[START OF Data for this task]

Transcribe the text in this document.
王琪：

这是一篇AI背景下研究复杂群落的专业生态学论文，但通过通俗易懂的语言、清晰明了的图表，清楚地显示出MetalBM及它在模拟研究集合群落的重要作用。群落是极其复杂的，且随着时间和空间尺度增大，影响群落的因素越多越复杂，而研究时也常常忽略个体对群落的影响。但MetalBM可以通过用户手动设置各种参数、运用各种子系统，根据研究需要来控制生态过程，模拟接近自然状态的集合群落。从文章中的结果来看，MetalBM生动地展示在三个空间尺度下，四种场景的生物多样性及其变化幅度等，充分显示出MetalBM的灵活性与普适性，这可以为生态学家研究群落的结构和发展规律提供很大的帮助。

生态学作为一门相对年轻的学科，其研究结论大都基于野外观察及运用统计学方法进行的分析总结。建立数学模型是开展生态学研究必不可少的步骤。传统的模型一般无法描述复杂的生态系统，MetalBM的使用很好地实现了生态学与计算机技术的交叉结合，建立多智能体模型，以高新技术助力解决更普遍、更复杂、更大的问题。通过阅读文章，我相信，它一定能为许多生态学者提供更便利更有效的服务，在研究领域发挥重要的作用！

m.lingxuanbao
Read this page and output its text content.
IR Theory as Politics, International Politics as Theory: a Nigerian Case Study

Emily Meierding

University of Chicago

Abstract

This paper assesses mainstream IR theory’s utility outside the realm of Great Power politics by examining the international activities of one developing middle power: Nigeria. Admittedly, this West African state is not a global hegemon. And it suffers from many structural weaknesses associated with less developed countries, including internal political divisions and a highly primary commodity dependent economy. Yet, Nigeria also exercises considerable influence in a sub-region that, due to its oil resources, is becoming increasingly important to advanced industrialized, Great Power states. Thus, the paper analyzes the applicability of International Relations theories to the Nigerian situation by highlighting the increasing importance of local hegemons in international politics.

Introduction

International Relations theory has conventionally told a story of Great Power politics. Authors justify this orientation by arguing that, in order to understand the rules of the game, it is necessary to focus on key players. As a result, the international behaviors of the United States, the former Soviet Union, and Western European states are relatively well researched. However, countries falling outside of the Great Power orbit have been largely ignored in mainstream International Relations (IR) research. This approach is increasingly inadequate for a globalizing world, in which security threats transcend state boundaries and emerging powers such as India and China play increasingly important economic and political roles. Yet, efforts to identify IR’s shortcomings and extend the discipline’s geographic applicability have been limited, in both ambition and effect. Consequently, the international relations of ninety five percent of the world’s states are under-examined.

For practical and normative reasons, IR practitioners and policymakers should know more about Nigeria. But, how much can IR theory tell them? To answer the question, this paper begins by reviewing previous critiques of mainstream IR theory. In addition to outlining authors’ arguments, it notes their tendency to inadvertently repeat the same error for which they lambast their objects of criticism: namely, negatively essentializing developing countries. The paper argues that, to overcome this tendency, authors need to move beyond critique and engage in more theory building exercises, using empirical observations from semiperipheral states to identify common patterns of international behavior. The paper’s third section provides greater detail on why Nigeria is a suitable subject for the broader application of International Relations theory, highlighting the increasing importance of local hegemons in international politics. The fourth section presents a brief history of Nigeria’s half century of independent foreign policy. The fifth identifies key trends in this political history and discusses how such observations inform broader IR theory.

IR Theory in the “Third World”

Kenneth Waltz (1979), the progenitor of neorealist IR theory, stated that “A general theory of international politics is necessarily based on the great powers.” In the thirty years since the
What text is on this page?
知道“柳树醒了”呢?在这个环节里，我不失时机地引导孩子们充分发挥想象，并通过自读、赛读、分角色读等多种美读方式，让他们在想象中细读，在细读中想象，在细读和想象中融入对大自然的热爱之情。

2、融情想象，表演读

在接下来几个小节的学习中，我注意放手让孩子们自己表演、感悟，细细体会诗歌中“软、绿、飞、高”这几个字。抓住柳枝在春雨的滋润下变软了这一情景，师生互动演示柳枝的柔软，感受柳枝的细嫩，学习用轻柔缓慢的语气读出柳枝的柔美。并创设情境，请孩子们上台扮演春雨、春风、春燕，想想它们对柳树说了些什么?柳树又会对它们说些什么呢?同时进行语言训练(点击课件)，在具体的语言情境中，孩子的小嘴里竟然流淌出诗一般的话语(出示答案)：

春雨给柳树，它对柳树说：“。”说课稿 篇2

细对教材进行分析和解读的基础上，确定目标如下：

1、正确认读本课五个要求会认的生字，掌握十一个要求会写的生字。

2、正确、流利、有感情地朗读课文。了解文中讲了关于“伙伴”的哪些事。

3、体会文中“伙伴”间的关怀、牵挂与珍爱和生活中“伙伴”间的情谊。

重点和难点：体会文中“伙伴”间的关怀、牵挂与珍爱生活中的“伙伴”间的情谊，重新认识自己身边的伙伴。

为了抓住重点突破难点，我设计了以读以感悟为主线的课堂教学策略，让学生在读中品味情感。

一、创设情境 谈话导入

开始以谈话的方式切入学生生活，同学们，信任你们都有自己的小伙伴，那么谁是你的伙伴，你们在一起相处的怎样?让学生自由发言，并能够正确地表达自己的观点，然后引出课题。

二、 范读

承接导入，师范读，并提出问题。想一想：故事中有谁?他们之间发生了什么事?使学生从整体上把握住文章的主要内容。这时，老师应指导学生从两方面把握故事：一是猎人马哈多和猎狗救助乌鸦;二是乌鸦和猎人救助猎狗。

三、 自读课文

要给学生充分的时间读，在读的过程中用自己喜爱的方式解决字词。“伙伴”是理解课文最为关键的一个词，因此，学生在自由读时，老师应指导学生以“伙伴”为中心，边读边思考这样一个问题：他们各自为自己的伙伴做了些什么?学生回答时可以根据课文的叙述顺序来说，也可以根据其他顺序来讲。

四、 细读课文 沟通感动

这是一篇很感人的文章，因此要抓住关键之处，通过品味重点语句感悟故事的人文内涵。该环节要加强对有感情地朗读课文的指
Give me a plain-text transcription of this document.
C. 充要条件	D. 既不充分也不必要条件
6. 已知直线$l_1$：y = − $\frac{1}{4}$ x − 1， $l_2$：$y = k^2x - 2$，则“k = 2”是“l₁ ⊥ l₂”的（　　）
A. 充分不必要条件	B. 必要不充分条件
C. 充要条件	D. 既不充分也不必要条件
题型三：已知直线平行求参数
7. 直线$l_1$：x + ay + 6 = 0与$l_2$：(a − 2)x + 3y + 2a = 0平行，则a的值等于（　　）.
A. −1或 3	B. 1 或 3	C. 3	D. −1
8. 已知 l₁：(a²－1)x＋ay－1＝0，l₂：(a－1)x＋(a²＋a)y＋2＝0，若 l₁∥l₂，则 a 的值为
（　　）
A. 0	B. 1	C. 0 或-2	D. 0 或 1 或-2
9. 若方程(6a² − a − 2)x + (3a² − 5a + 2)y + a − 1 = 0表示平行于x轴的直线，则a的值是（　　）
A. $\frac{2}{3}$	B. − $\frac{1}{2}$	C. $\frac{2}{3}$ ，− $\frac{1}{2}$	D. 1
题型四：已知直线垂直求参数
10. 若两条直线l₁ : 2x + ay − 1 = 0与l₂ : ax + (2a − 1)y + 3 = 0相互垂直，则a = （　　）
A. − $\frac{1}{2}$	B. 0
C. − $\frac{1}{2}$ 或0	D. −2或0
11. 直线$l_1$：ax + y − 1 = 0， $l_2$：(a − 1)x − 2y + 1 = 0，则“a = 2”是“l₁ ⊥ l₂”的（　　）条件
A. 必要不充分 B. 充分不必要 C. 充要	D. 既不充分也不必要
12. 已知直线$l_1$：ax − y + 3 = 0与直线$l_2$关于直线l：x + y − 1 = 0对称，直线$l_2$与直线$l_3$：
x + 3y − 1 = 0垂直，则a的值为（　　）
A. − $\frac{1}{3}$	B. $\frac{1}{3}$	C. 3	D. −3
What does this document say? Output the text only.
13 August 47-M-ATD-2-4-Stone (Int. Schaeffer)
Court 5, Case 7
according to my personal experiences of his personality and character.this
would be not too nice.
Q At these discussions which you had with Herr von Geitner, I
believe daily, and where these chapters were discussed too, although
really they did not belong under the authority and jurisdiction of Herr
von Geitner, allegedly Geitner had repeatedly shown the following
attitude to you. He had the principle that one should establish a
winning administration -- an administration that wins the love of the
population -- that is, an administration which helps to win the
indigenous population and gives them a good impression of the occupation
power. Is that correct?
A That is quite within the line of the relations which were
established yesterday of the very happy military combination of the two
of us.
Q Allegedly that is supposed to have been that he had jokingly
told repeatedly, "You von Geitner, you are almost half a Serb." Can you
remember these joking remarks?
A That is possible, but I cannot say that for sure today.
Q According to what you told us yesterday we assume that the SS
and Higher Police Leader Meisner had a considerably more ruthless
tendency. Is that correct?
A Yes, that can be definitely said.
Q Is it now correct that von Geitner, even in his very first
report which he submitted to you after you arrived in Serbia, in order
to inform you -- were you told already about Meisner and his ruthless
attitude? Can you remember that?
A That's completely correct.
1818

[END OF Data for this task]

→ **What is expected**
Considering only the records above, state the number of lines that include the word "Herr", with nothing added.

→ **Expected output**
2